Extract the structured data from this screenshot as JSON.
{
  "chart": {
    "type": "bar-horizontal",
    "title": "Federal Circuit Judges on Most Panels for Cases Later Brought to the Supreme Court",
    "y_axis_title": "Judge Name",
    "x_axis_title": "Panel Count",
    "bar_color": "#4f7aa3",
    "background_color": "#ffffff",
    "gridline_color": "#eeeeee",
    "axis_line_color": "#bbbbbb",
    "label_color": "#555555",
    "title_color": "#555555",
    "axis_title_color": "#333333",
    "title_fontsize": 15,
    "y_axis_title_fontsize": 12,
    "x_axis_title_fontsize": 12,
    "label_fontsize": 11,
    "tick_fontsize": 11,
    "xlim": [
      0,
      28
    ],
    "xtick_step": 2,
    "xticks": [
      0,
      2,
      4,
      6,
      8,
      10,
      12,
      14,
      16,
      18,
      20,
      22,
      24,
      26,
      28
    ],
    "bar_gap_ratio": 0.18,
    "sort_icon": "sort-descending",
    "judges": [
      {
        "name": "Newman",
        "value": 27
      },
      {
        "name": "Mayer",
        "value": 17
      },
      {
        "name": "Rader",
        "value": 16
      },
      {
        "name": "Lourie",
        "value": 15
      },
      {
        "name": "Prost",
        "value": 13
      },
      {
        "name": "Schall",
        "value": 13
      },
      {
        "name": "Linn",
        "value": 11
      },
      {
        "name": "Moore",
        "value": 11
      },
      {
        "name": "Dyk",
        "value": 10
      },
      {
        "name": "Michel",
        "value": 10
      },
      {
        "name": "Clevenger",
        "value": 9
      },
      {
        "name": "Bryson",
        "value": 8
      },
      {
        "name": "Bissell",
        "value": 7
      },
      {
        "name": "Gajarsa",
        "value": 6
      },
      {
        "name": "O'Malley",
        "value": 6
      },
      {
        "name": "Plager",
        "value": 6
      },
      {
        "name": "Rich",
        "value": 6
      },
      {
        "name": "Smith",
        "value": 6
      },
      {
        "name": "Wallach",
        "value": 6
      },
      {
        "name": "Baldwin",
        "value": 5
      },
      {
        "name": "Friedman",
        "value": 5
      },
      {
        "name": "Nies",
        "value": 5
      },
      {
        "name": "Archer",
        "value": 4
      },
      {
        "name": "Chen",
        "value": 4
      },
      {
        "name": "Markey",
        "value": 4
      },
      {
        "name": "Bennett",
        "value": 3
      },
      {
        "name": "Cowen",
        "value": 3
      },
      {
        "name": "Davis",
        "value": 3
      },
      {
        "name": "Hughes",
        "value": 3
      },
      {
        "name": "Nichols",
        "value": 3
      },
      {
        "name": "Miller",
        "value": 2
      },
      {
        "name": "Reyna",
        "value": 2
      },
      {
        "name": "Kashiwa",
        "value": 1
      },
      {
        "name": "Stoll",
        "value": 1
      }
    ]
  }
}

## Problem to solve
Your task is to reproduce the whole listing exactly.

## Right answer
Extract the structured data from this screenshot as JSON.
{
  "chart": {
    "type": "bar-horizontal",
    "title": "Federal Circuit Judges on Most Panels for Cases Later Brought to the Supreme Court",
    "y_axis_title": "Judge Name",
    "x_axis_title": "Panel Count",
    "bar_color": "#4f7aa3",
    "background_color": "#ffffff",
    "gridline_color": "#eeeeee",
    "axis_line_color": "#bbbbbb",
    "label_color": "#555555",
    "title_color": "#555555",
    "axis_title_color": "#333333",
    "title_fontsize": 15,
    "y_axis_title_fontsize": 12,
    "x_axis_title_fontsize": 12,
    "label_fontsize": 11,
    "tick_fontsize": 11,
    "xlim": [
      0,
      28
    ],
    "xtick_step": 2,
    "xticks": [
      0,
      2,
      4,
      6,
      8,
      10,
      12,
      14,
      16,
      18,
      20,
      22,
      24,
      26,
      28
    ],
    "bar_gap_ratio": 0.18,
    "sort_icon": "sort-descending",
    "judges": [
      {
        "name": "Newman",
        "value": 27
      },
      {
        "name": "Mayer",
        "value": 17
      },
      {
        "name": "Rader",
        "value": 16
      },
      {
        "name": "Lourie",
        "value": 15
      },
      {
        "name": "Prost",
        "value": 13
      },
      {
        "name": "Schall",
        "value": 13
      },
      {
        "name": "Linn",
        "value": 11
      },
      {
        "name": "Moore",
        "value": 11
      },
      {
        "name": "Dyk",
        "value": 10
      },
      {
        "name": "Michel",
        "value": 10
      },
      {
        "name": "Clevenger",
        "value": 9
      },
      {
        "name": "Bryson",
        "value": 8
      },
      {
        "name": "Bissell",
        "value": 7
      },
      {
        "name": "Gajarsa",
        "value": 6
      },
      {
        "name": "O'Malley",
        "value": 6
      },
      {
        "name": "Plager",
        "value": 6
      },
      {
        "name": "Rich",
        "value": 6
      },
      {
        "name": "Smith",
        "value": 6
      },
      {
        "name": "Wallach",
        "value": 6
      },
      {
        "name": "Baldwin",
        "value": 5
      },
      {
        "name": "Friedman",
        "value": 5
      },
      {
        "name": "Nies",
        "value": 5
      },
      {
        "name": "Archer",
        "value": 4
      },
      {
        "name": "Chen",
        "value": 4
      },
      {
        "name": "Markey",
        "value": 4
      },
      {
        "name": "Bennett",
        "value": 3
      },
      {
        "name": "Cowen",
        "value": 3
      },
      {
        "name": "Davis",
        "value": 3
      },
      {
        "name": "Hughes",
        "value": 3
      },
      {
        "name": "Nichols",
        "value": 3
      },
      {
        "name": "Miller",
        "value": 2
      },
      {
        "name": "Reyna",
        "value": 2
      },
      {
        "name": "Kashiwa",
        "value": 1
      },
      {
        "name": "Stoll",
        "value": 1
      }
    ]
  }
}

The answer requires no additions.